* _Brief_
Go through the listing and pick out each line with the word "Relations" in it.

════════════════════

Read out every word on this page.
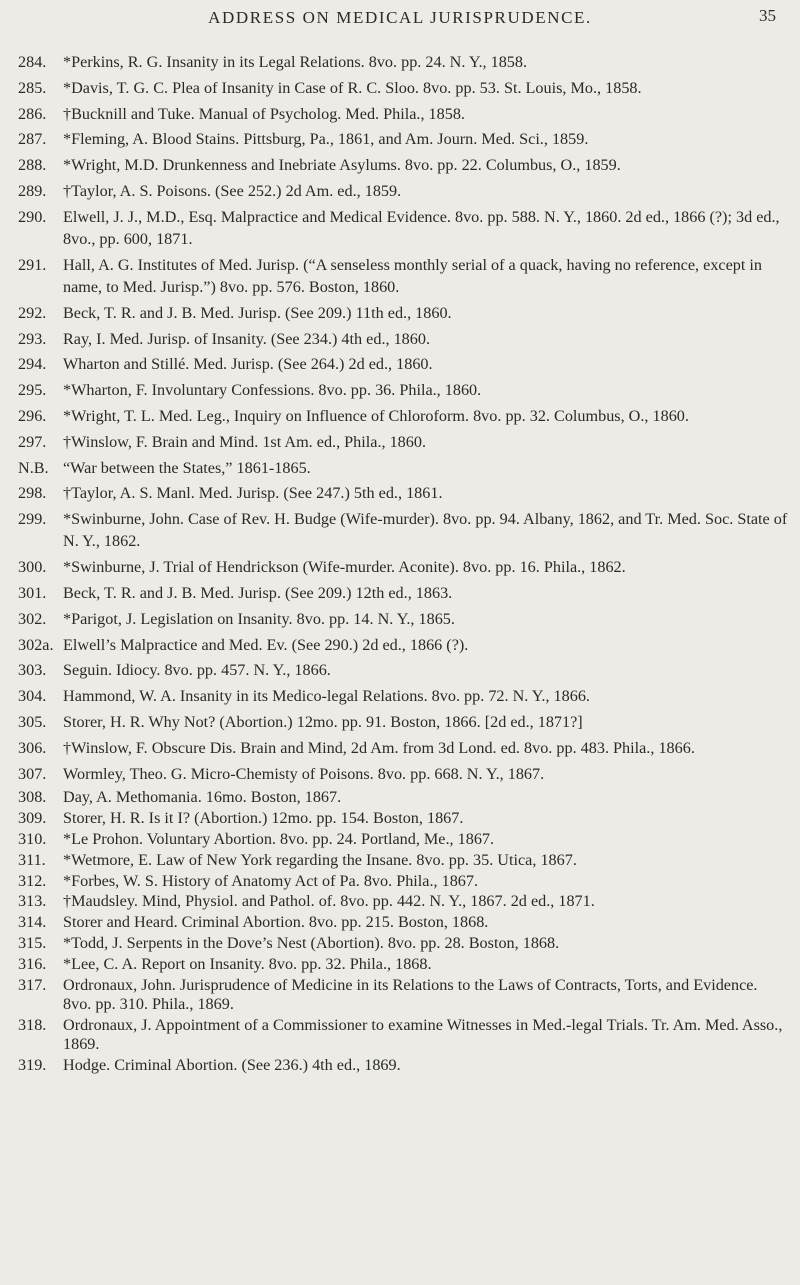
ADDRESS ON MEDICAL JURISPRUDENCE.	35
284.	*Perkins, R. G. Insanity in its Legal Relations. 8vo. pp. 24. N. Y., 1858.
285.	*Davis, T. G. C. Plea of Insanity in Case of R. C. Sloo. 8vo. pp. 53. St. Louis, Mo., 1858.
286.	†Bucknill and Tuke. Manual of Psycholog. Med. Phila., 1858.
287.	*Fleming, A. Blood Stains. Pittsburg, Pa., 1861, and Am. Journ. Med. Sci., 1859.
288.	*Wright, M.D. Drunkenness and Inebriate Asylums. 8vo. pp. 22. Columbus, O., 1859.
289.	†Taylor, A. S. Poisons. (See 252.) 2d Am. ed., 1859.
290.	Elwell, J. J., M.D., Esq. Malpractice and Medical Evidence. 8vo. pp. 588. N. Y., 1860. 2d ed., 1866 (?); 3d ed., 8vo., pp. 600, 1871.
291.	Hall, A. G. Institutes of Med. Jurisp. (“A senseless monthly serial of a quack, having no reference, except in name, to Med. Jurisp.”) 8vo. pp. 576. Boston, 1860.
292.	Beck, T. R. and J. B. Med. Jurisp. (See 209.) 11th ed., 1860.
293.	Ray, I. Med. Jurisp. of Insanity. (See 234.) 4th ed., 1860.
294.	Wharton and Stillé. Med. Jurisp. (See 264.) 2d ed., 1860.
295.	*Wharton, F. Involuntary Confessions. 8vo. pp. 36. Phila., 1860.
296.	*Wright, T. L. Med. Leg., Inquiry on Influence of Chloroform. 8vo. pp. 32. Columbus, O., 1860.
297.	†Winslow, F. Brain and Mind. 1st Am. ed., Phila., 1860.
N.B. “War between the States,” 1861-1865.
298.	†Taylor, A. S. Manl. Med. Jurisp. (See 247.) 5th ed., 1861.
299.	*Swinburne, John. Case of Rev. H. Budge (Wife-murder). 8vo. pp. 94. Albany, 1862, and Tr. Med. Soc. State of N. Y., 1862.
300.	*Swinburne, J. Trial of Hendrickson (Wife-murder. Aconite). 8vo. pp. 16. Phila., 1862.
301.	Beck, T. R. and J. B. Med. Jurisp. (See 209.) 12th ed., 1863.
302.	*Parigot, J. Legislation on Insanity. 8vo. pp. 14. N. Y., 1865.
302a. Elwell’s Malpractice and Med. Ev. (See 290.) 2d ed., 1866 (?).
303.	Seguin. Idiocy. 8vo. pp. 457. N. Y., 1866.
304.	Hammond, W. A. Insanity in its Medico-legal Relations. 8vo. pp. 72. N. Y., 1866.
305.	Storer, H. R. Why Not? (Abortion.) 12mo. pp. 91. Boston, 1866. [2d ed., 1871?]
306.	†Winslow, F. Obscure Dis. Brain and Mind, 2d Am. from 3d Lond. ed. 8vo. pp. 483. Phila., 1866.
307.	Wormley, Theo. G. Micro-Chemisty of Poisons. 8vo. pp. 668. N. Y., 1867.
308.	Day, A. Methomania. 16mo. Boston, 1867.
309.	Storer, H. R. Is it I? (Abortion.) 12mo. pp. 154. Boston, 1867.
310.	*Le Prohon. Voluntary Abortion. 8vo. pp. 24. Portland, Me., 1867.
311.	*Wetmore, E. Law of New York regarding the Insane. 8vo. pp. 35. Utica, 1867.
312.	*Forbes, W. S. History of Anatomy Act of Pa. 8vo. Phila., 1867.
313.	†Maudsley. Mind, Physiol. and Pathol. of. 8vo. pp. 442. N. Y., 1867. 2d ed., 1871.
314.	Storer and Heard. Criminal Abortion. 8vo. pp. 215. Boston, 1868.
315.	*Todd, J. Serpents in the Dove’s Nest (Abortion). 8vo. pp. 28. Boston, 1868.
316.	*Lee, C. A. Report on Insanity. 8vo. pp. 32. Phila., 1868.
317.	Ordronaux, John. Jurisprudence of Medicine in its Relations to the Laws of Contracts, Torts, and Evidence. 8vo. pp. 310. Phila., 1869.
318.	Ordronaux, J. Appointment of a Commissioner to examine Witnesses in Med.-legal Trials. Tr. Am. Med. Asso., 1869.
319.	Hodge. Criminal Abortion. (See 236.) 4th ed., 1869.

════════════════════

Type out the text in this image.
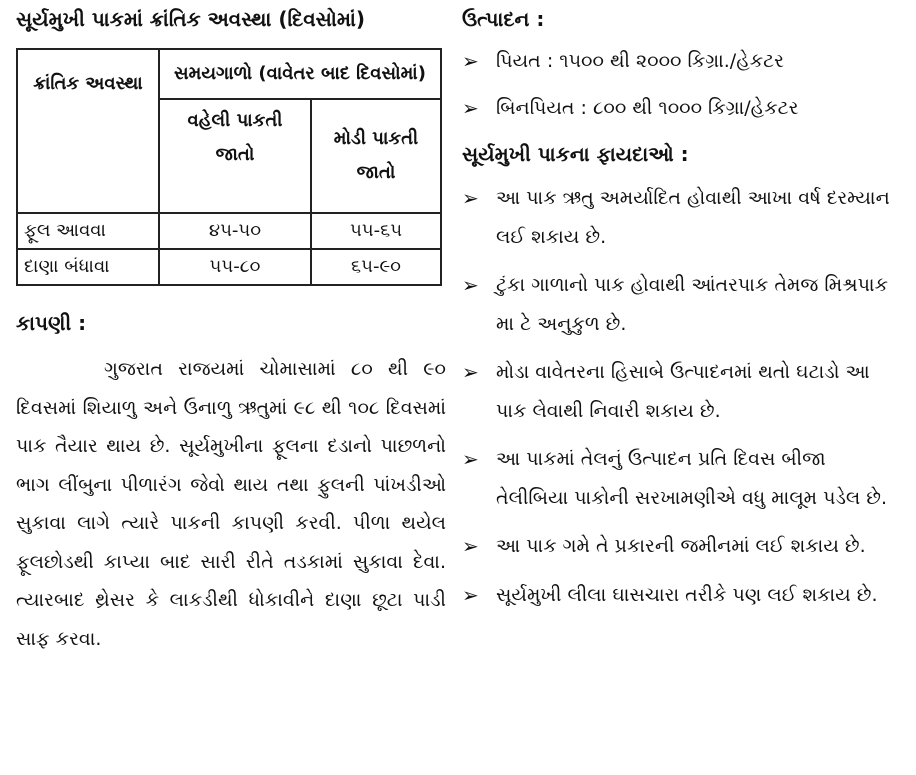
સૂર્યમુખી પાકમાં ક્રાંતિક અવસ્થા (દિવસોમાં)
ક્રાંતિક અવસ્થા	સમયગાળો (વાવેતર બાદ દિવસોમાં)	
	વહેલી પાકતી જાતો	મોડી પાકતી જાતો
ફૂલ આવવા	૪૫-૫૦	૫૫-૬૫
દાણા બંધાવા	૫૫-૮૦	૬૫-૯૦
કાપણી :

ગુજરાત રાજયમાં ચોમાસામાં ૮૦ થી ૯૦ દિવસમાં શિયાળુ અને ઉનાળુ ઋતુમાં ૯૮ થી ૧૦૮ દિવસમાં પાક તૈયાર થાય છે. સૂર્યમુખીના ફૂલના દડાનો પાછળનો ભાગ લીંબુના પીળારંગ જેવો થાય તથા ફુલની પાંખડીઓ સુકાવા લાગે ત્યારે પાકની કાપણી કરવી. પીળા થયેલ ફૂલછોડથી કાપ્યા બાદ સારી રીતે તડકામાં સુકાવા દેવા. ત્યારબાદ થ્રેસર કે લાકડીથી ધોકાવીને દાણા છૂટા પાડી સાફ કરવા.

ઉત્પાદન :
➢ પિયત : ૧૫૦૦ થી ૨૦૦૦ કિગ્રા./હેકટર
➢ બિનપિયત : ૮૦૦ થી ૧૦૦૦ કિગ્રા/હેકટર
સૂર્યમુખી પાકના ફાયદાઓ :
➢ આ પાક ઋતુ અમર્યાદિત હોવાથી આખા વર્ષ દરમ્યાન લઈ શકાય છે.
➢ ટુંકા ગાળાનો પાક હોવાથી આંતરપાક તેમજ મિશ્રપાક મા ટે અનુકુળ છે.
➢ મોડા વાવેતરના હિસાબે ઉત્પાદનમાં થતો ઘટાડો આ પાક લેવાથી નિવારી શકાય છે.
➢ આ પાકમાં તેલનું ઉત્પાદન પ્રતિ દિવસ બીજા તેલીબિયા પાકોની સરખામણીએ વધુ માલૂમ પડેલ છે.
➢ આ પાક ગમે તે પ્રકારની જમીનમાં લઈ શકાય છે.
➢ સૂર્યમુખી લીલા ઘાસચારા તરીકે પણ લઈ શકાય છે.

════════════════════

* _Written answer_
284.	*Perkins, R. G. Insanity in its Legal Relations. 8vo. pp. 24. N. Y., 1858.
304.	Hammond, W. A. Insanity in its Medico-legal Relations. 8vo. pp. 72. N. Y., 1866.
317.	Ordronaux, John. Jurisprudence of Medicine in its Relations to the Laws of Contracts, Torts, and Evidence. 8vo. pp. 310. Phila., 1869.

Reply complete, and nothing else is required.